Without the pictures, copy all the entries below exactly.

• • • • • • •

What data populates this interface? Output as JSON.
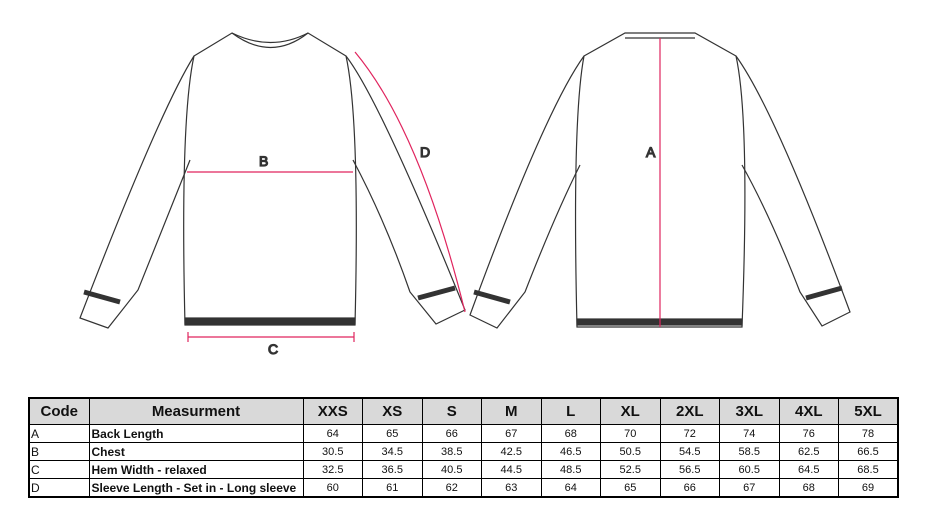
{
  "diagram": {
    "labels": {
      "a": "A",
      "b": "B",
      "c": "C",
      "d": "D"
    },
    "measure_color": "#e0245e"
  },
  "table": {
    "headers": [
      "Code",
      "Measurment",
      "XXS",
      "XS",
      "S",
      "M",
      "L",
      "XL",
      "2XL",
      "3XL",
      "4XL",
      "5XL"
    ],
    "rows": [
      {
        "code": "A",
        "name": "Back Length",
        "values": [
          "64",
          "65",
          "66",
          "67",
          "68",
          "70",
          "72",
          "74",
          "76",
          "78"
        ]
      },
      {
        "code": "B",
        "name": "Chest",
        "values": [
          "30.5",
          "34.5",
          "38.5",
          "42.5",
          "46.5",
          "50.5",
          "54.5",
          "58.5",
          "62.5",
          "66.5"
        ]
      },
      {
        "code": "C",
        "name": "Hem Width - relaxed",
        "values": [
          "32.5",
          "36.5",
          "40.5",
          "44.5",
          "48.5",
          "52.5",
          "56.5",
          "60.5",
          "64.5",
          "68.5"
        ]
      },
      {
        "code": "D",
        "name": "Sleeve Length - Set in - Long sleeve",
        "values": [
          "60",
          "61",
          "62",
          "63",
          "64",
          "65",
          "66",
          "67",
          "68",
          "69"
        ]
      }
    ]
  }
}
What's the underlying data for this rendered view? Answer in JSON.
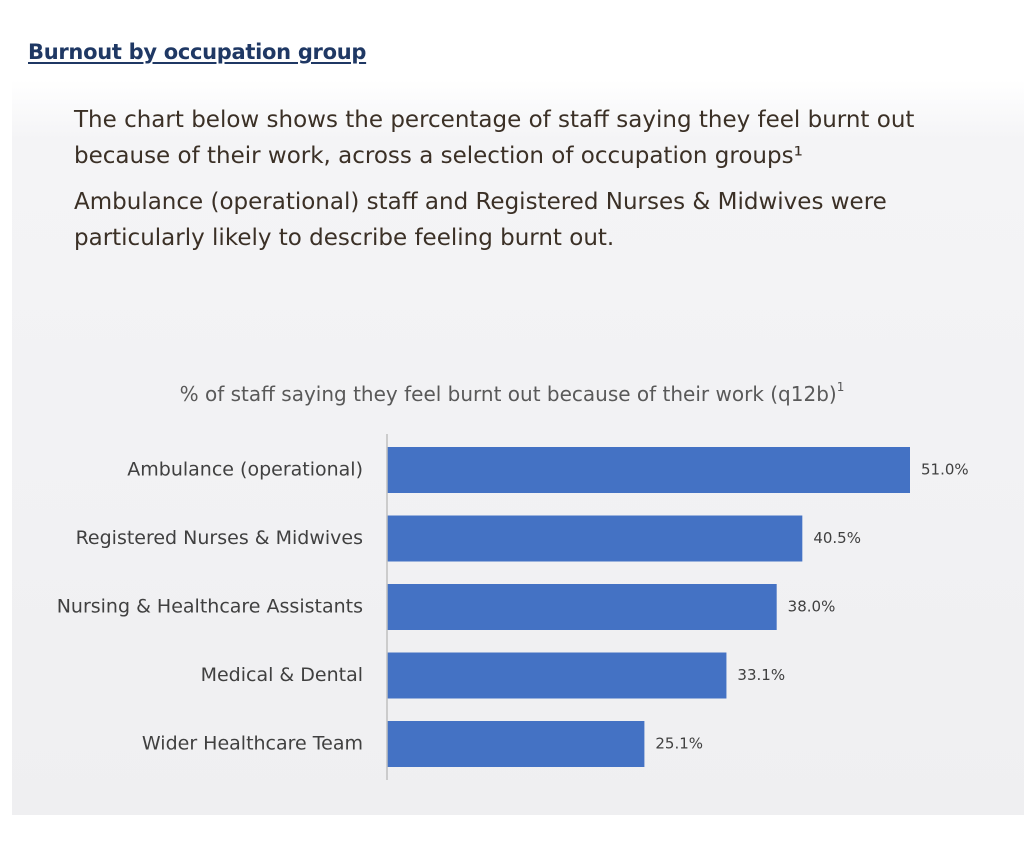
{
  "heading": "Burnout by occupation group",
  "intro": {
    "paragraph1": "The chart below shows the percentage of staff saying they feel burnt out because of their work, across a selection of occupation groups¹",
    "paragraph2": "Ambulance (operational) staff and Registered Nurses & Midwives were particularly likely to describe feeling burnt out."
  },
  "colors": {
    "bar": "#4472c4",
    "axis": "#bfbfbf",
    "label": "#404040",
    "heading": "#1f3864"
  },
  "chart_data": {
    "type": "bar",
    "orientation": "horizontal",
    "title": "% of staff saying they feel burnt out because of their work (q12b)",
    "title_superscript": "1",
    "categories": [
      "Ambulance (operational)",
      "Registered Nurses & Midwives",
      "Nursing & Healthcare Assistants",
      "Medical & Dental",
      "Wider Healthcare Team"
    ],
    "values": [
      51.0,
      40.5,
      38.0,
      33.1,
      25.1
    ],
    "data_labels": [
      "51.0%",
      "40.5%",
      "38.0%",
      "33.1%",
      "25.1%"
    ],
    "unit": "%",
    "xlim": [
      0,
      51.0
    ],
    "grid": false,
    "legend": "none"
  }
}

• • • • • • •

FINAL ANSWER:
What data populates this interface? Output as JSON.
{
  "diagram": {
    "labels": {
      "a": "A",
      "b": "B",
      "c": "C",
      "d": "D"
    },
    "measure_color": "#e0245e"
  },
  "table": {
    "headers": [
      "Code",
      "Measurment",
      "XXS",
      "XS",
      "S",
      "M",
      "L",
      "XL",
      "2XL",
      "3XL",
      "4XL",
      "5XL"
    ],
    "rows": [
      {
        "code": "A",
        "name": "Back Length",
        "values": [
          "64",
          "65",
          "66",
          "67",
          "68",
          "70",
          "72",
          "74",
          "76",
          "78"
        ]
      },
      {
        "code": "B",
        "name": "Chest",
        "values": [
          "30.5",
          "34.5",
          "38.5",
          "42.5",
          "46.5",
          "50.5",
          "54.5",
          "58.5",
          "62.5",
          "66.5"
        ]
      },
      {
        "code": "C",
        "name": "Hem Width - relaxed",
        "values": [
          "32.5",
          "36.5",
          "40.5",
          "44.5",
          "48.5",
          "52.5",
          "56.5",
          "60.5",
          "64.5",
          "68.5"
        ]
      },
      {
        "code": "D",
        "name": "Sleeve Length - Set in - Long sleeve",
        "values": [
          "60",
          "61",
          "62",
          "63",
          "64",
          "65",
          "66",
          "67",
          "68",
          "69"
        ]
      }
    ]
  }
}
What's the underlying data for this rendered view? Answer in JSON.
{
  "heading": "Burnout by occupation group",
  "intro": {
    "paragraph1": "The chart below shows the percentage of staff saying they feel burnt out because of their work, across a selection of occupation groups¹",
    "paragraph2": "Ambulance (operational) staff and Registered Nurses & Midwives were particularly likely to describe feeling burnt out."
  },
  "colors": {
    "bar": "#4472c4",
    "axis": "#bfbfbf",
    "label": "#404040",
    "heading": "#1f3864"
  },
  "chart_data": {
    "type": "bar",
    "orientation": "horizontal",
    "title": "% of staff saying they feel burnt out because of their work (q12b)",
    "title_superscript": "1",
    "categories": [
      "Ambulance (operational)",
      "Registered Nurses & Midwives",
      "Nursing & Healthcare Assistants",
      "Medical & Dental",
      "Wider Healthcare Team"
    ],
    "values": [
      51.0,
      40.5,
      38.0,
      33.1,
      25.1
    ],
    "data_labels": [
      "51.0%",
      "40.5%",
      "38.0%",
      "33.1%",
      "25.1%"
    ],
    "unit": "%",
    "xlim": [
      0,
      51.0
    ],
    "grid": false,
    "legend": "none"
  }
}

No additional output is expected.